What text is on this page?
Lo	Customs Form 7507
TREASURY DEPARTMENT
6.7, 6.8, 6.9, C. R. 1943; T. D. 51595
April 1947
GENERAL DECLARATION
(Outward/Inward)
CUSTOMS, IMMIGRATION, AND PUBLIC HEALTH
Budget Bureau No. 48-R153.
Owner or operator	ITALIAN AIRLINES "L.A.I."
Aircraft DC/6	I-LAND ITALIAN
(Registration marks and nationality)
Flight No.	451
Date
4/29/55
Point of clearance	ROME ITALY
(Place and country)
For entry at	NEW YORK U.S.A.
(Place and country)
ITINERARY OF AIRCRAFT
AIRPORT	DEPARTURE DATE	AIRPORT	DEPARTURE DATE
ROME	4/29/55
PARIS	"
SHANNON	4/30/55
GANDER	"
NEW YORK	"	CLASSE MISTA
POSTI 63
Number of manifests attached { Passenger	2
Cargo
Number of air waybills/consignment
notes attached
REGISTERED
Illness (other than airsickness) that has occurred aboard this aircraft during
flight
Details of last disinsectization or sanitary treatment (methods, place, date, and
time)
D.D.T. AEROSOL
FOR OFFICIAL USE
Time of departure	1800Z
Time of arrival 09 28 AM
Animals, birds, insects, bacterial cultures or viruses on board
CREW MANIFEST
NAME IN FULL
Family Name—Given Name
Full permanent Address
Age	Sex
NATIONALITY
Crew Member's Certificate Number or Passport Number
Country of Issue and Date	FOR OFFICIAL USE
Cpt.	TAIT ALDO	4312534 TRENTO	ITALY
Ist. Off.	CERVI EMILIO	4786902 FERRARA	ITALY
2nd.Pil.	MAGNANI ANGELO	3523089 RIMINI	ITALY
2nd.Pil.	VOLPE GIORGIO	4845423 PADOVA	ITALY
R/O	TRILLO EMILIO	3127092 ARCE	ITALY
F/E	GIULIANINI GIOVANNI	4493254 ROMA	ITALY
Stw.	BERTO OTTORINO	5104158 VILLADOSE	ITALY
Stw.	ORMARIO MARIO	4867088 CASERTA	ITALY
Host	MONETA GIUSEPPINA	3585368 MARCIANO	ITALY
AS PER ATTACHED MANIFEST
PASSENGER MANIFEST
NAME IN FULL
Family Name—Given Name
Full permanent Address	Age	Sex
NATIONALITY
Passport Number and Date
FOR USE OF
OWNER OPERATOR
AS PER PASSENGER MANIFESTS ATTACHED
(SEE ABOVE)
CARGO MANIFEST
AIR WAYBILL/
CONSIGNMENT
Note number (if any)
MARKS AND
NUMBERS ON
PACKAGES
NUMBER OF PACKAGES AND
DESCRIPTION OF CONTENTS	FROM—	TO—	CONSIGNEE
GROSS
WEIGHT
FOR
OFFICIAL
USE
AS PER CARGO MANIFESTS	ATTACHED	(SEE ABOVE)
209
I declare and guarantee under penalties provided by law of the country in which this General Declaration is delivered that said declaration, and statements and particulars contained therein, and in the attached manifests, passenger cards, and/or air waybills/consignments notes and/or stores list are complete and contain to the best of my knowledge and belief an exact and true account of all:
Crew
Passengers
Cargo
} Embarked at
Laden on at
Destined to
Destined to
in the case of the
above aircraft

TASK ITEM
Each line above is to be reproduced exactly.

REPLY
What text is on this page?
Lo	Customs Form 7507
TREASURY DEPARTMENT
6.7, 6.8, 6.9, C. R. 1943; T. D. 51595
April 1947
GENERAL DECLARATION
(Outward/Inward)
CUSTOMS, IMMIGRATION, AND PUBLIC HEALTH
Budget Bureau No. 48-R153.
Owner or operator	ITALIAN AIRLINES "L.A.I."
Aircraft DC/6	I-LAND ITALIAN
(Registration marks and nationality)
Flight No.	451
Date
4/29/55
Point of clearance	ROME ITALY
(Place and country)
For entry at	NEW YORK U.S.A.
(Place and country)
ITINERARY OF AIRCRAFT
AIRPORT	DEPARTURE DATE	AIRPORT	DEPARTURE DATE
ROME	4/29/55
PARIS	"
SHANNON	4/30/55
GANDER	"
NEW YORK	"	CLASSE MISTA
POSTI 63
Number of manifests attached { Passenger	2
Cargo
Number of air waybills/consignment
notes attached
REGISTERED
Illness (other than airsickness) that has occurred aboard this aircraft during
flight
Details of last disinsectization or sanitary treatment (methods, place, date, and
time)
D.D.T. AEROSOL
FOR OFFICIAL USE
Time of departure	1800Z
Time of arrival 09 28 AM
Animals, birds, insects, bacterial cultures or viruses on board
CREW MANIFEST
NAME IN FULL
Family Name—Given Name
Full permanent Address
Age	Sex
NATIONALITY
Crew Member's Certificate Number or Passport Number
Country of Issue and Date	FOR OFFICIAL USE
Cpt.	TAIT ALDO	4312534 TRENTO	ITALY
Ist. Off.	CERVI EMILIO	4786902 FERRARA	ITALY
2nd.Pil.	MAGNANI ANGELO	3523089 RIMINI	ITALY
2nd.Pil.	VOLPE GIORGIO	4845423 PADOVA	ITALY
R/O	TRILLO EMILIO	3127092 ARCE	ITALY
F/E	GIULIANINI GIOVANNI	4493254 ROMA	ITALY
Stw.	BERTO OTTORINO	5104158 VILLADOSE	ITALY
Stw.	ORMARIO MARIO	4867088 CASERTA	ITALY
Host	MONETA GIUSEPPINA	3585368 MARCIANO	ITALY
AS PER ATTACHED MANIFEST
PASSENGER MANIFEST
NAME IN FULL
Family Name—Given Name
Full permanent Address	Age	Sex
NATIONALITY
Passport Number and Date
FOR USE OF
OWNER OPERATOR
AS PER PASSENGER MANIFESTS ATTACHED
(SEE ABOVE)
CARGO MANIFEST
AIR WAYBILL/
CONSIGNMENT
Note number (if any)
MARKS AND
NUMBERS ON
PACKAGES
NUMBER OF PACKAGES AND
DESCRIPTION OF CONTENTS	FROM—	TO—	CONSIGNEE
GROSS
WEIGHT
FOR
OFFICIAL
USE
AS PER CARGO MANIFESTS	ATTACHED	(SEE ABOVE)
209
I declare and guarantee under penalties provided by law of the country in which this General Declaration is delivered that said declaration, and statements and particulars contained therein, and in the attached manifests, passenger cards, and/or air waybills/consignments notes and/or stores list are complete and contain to the best of my knowledge and belief an exact and true account of all:
Crew
Passengers
Cargo
} Embarked at
Laden on at
Destined to
Destined to
in the case of the
above aircraft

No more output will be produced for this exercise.